Stated goal → Of the lines listed below, how many contain the string "photo"? Answer with the number alone.

Records supplied →

:::

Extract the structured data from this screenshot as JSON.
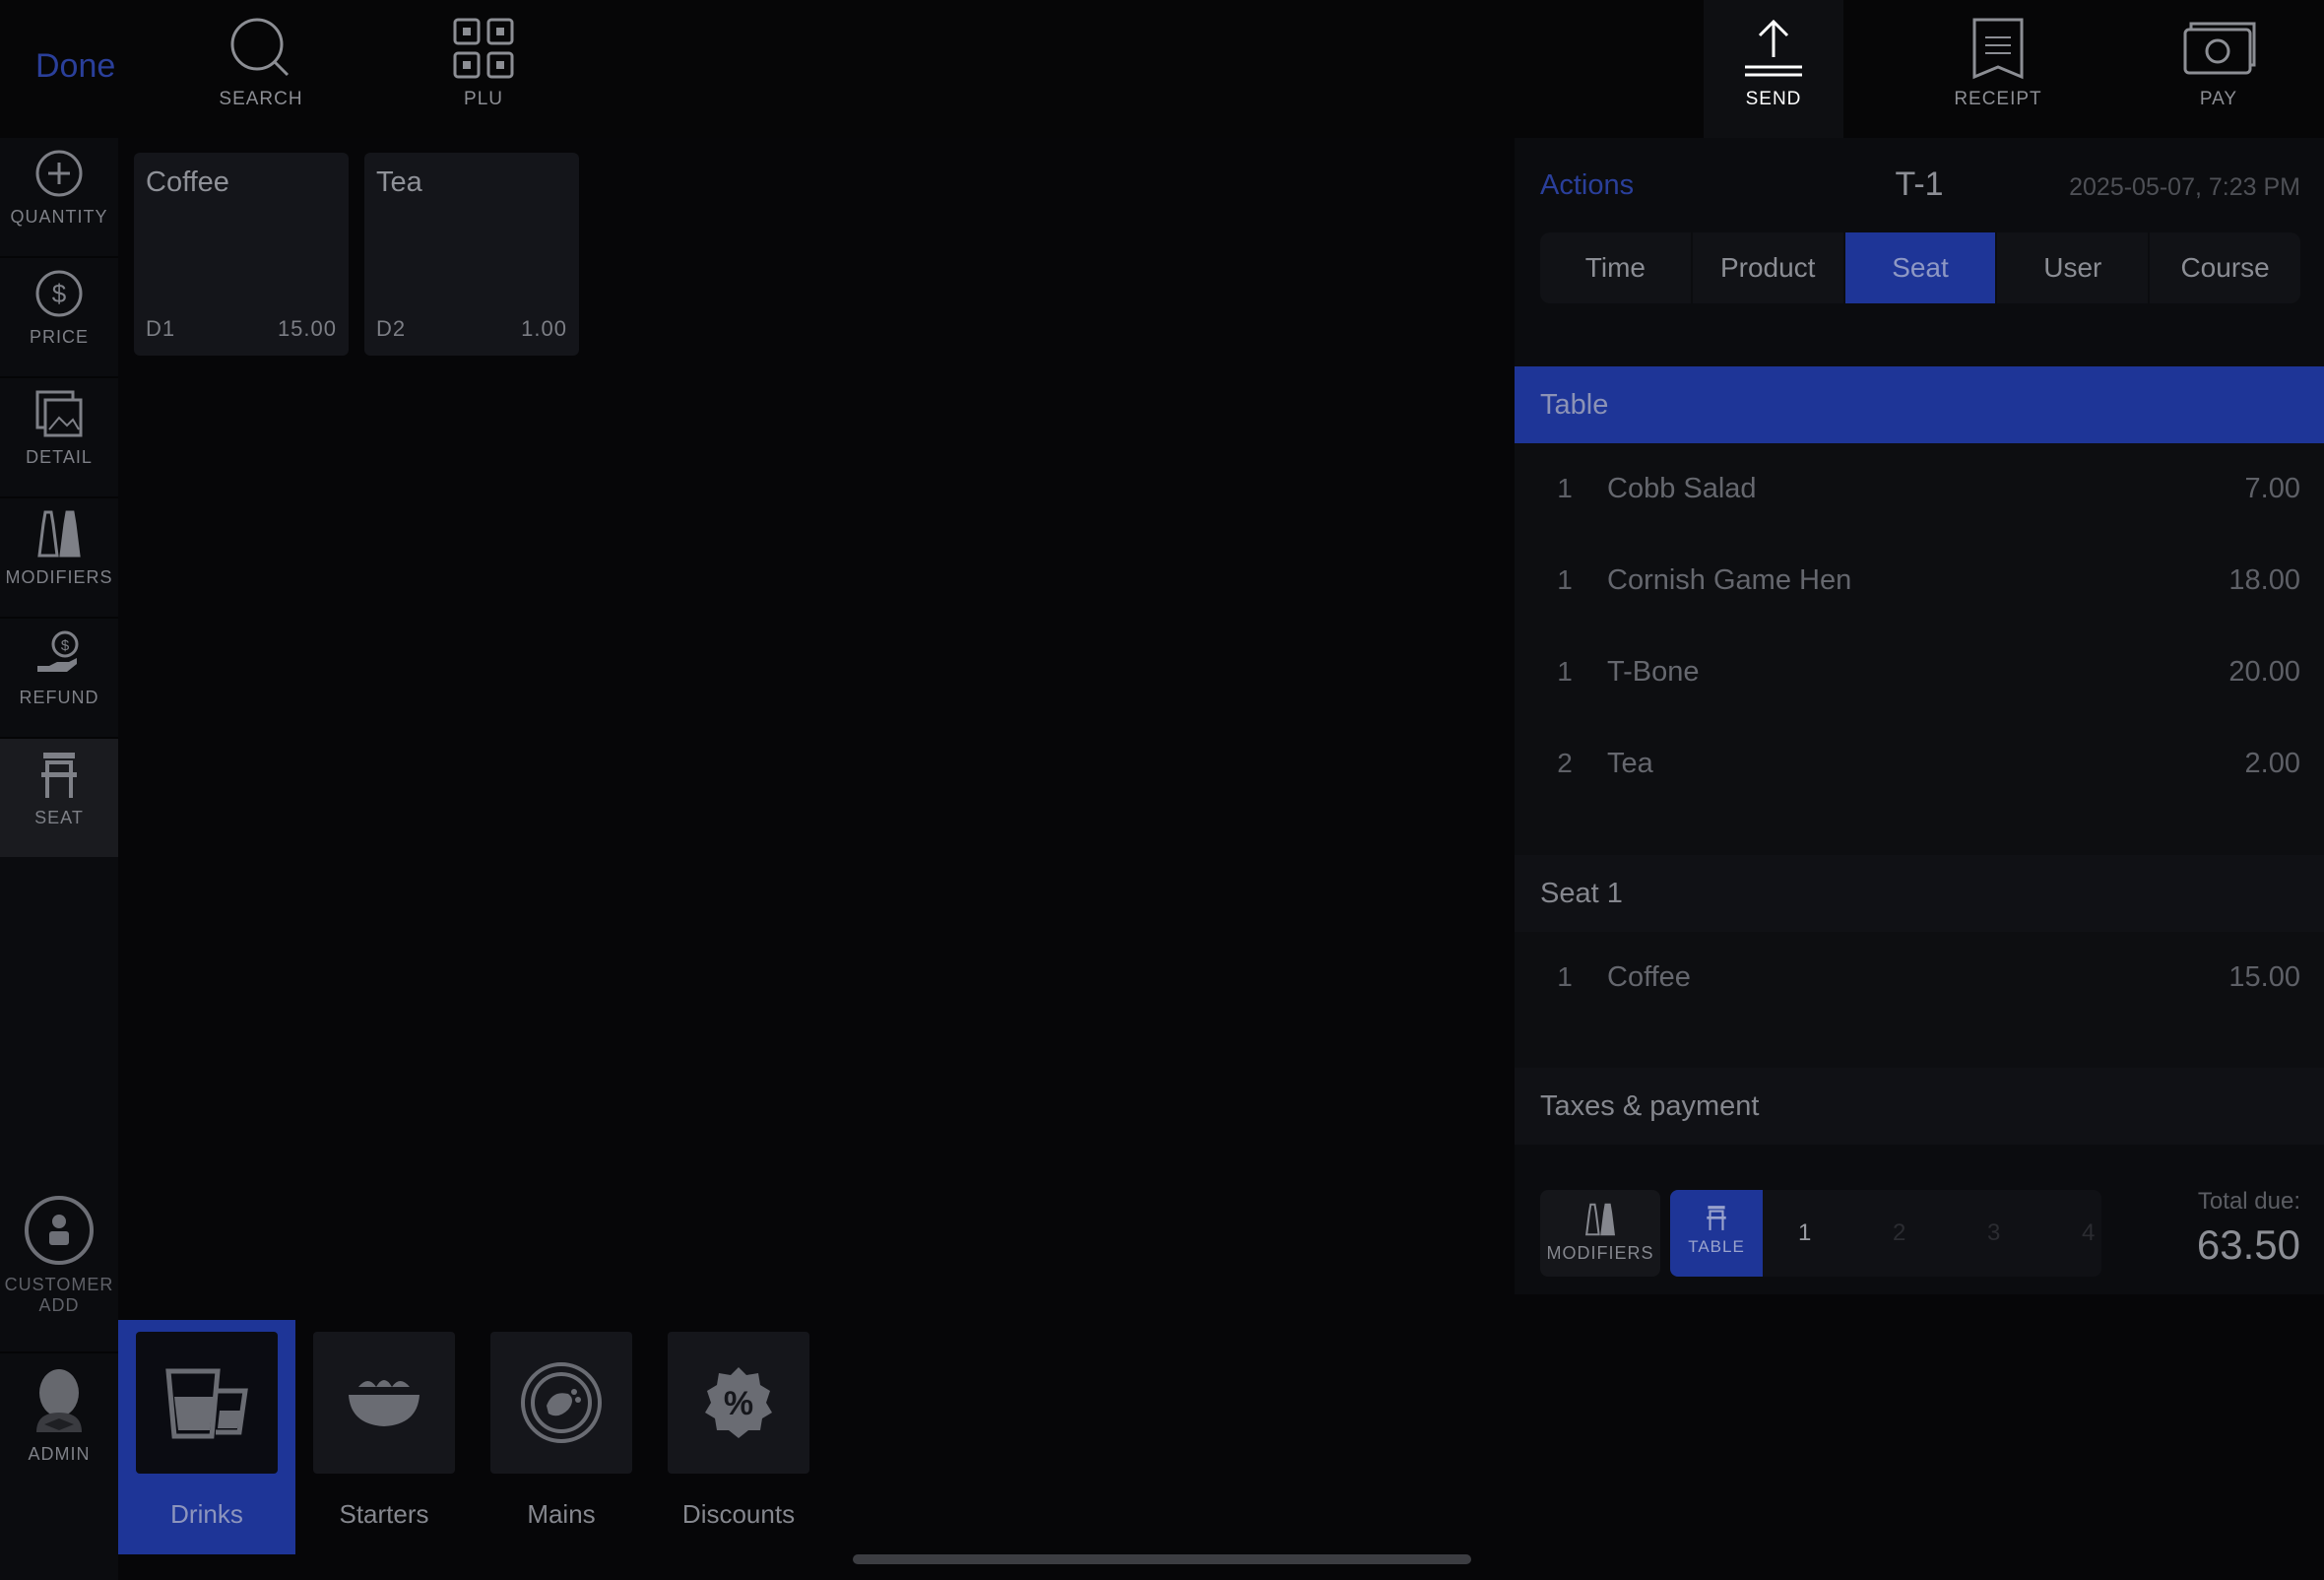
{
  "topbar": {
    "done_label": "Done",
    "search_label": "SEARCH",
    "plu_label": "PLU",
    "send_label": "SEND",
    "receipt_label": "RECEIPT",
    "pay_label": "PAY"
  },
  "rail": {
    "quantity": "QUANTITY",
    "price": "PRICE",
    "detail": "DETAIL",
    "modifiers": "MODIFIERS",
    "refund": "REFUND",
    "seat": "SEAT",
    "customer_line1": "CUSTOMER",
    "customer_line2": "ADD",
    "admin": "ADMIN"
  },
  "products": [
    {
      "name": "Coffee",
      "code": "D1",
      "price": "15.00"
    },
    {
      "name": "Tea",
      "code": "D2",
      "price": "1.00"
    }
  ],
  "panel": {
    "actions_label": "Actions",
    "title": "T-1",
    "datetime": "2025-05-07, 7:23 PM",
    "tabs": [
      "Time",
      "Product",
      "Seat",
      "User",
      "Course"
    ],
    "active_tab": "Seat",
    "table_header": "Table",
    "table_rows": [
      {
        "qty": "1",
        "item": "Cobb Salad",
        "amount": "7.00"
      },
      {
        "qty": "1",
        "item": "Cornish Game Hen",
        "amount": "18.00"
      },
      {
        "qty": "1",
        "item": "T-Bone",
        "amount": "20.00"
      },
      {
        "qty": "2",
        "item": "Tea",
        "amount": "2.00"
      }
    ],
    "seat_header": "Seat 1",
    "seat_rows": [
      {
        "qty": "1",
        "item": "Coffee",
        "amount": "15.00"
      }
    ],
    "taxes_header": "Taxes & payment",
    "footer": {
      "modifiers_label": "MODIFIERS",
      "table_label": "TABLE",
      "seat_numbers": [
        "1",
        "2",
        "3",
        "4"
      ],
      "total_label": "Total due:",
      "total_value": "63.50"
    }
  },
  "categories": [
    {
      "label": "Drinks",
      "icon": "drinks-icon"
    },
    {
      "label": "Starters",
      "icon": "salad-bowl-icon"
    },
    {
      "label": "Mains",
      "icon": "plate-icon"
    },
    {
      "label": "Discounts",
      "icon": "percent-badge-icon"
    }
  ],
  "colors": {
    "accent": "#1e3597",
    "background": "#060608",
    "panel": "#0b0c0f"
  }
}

:::

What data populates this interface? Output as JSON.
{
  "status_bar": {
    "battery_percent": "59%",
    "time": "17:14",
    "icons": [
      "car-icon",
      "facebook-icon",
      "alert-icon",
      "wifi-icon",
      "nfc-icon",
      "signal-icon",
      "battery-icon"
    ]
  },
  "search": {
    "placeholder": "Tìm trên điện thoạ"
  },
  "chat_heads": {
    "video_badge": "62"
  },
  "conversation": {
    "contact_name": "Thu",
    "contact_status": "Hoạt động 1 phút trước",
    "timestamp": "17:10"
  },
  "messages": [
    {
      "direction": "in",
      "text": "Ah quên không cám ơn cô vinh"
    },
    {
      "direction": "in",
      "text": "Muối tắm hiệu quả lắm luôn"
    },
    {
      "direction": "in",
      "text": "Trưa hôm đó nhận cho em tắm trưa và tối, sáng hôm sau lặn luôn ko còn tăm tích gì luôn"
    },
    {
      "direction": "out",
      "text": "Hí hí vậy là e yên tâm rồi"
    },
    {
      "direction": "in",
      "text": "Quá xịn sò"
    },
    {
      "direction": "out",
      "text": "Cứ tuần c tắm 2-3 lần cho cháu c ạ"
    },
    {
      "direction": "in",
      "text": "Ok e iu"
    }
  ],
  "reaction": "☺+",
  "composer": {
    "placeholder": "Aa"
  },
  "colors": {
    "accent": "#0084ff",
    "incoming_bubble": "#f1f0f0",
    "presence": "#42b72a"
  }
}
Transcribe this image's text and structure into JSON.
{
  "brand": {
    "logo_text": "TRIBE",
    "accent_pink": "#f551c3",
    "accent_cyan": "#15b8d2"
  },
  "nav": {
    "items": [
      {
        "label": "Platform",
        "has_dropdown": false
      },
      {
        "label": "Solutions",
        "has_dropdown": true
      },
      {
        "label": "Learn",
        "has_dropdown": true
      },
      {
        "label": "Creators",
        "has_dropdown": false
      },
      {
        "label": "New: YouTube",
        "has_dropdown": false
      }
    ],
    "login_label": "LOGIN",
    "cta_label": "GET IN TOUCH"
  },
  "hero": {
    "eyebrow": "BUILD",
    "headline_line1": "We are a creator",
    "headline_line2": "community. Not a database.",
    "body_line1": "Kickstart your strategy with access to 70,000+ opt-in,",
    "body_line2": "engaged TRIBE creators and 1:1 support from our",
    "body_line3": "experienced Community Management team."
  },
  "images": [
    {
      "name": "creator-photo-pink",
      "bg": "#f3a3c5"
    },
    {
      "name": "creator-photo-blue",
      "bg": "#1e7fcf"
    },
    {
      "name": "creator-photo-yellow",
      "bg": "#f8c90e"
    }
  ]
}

:::

Response for this exercise → 3